◆ EXERCISE BRIEF
Please repeat all of the lines that follow, exactly as written.

◆ RECORDS TO USE
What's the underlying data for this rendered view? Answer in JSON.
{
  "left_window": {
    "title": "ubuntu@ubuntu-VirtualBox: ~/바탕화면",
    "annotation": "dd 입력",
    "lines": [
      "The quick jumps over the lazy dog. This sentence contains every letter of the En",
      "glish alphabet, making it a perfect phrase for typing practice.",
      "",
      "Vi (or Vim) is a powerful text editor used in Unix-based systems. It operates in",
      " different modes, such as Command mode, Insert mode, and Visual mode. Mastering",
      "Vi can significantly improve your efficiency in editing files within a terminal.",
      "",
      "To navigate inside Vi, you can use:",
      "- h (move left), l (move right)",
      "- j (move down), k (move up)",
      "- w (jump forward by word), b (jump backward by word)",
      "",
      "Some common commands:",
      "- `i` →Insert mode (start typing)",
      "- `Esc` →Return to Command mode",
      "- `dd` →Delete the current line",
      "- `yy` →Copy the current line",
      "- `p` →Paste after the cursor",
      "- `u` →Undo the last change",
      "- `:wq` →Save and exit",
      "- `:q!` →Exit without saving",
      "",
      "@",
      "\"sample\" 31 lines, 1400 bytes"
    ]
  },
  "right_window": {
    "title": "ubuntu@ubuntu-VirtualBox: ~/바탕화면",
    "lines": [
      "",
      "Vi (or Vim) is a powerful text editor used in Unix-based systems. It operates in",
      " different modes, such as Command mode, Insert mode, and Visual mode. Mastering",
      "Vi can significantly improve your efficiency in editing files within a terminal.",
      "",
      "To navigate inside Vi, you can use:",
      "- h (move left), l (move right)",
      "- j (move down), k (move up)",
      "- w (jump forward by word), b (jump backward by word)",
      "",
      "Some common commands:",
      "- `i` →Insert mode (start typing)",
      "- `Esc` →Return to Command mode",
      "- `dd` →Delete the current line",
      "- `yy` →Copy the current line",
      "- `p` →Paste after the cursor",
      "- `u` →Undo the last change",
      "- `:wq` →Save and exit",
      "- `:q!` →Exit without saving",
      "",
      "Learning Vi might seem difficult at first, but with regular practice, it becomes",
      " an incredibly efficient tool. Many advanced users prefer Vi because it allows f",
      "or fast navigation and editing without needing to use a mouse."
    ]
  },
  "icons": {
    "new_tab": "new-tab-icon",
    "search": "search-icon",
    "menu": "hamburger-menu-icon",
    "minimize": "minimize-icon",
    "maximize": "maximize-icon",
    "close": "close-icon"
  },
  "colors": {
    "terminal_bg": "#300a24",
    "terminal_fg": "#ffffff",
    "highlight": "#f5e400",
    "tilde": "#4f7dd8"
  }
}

◆ ANSWER TO THE EXERCISE
What's the underlying data for this rendered view? Answer in JSON.
{
  "left_window": {
    "title": "ubuntu@ubuntu-VirtualBox: ~/바탕화면",
    "annotation": "dd 입력",
    "lines": [
      "The quick jumps over the lazy dog. This sentence contains every letter of the En",
      "glish alphabet, making it a perfect phrase for typing practice.",
      "",
      "Vi (or Vim) is a powerful text editor used in Unix-based systems. It operates in",
      " different modes, such as Command mode, Insert mode, and Visual mode. Mastering",
      "Vi can significantly improve your efficiency in editing files within a terminal.",
      "",
      "To navigate inside Vi, you can use:",
      "- h (move left), l (move right)",
      "- j (move down), k (move up)",
      "- w (jump forward by word), b (jump backward by word)",
      "",
      "Some common commands:",
      "- `i` →Insert mode (start typing)",
      "- `Esc` →Return to Command mode",
      "- `dd` →Delete the current line",
      "- `yy` →Copy the current line",
      "- `p` →Paste after the cursor",
      "- `u` →Undo the last change",
      "- `:wq` →Save and exit",
      "- `:q!` →Exit without saving",
      "",
      "@",
      "\"sample\" 31 lines, 1400 bytes"
    ]
  },
  "right_window": {
    "title": "ubuntu@ubuntu-VirtualBox: ~/바탕화면",
    "lines": [
      "",
      "Vi (or Vim) is a powerful text editor used in Unix-based systems. It operates in",
      " different modes, such as Command mode, Insert mode, and Visual mode. Mastering",
      "Vi can significantly improve your efficiency in editing files within a terminal.",
      "",
      "To navigate inside Vi, you can use:",
      "- h (move left), l (move right)",
      "- j (move down), k (move up)",
      "- w (jump forward by word), b (jump backward by word)",
      "",
      "Some common commands:",
      "- `i` →Insert mode (start typing)",
      "- `Esc` →Return to Command mode",
      "- `dd` →Delete the current line",
      "- `yy` →Copy the current line",
      "- `p` →Paste after the cursor",
      "- `u` →Undo the last change",
      "- `:wq` →Save and exit",
      "- `:q!` →Exit without saving",
      "",
      "Learning Vi might seem difficult at first, but with regular practice, it becomes",
      " an incredibly efficient tool. Many advanced users prefer Vi because it allows f",
      "or fast navigation and editing without needing to use a mouse."
    ]
  },
  "icons": {
    "new_tab": "new-tab-icon",
    "search": "search-icon",
    "menu": "hamburger-menu-icon",
    "minimize": "minimize-icon",
    "maximize": "maximize-icon",
    "close": "close-icon"
  },
  "colors": {
    "terminal_bg": "#300a24",
    "terminal_fg": "#ffffff",
    "highlight": "#f5e400",
    "tilde": "#4f7dd8"
  }
}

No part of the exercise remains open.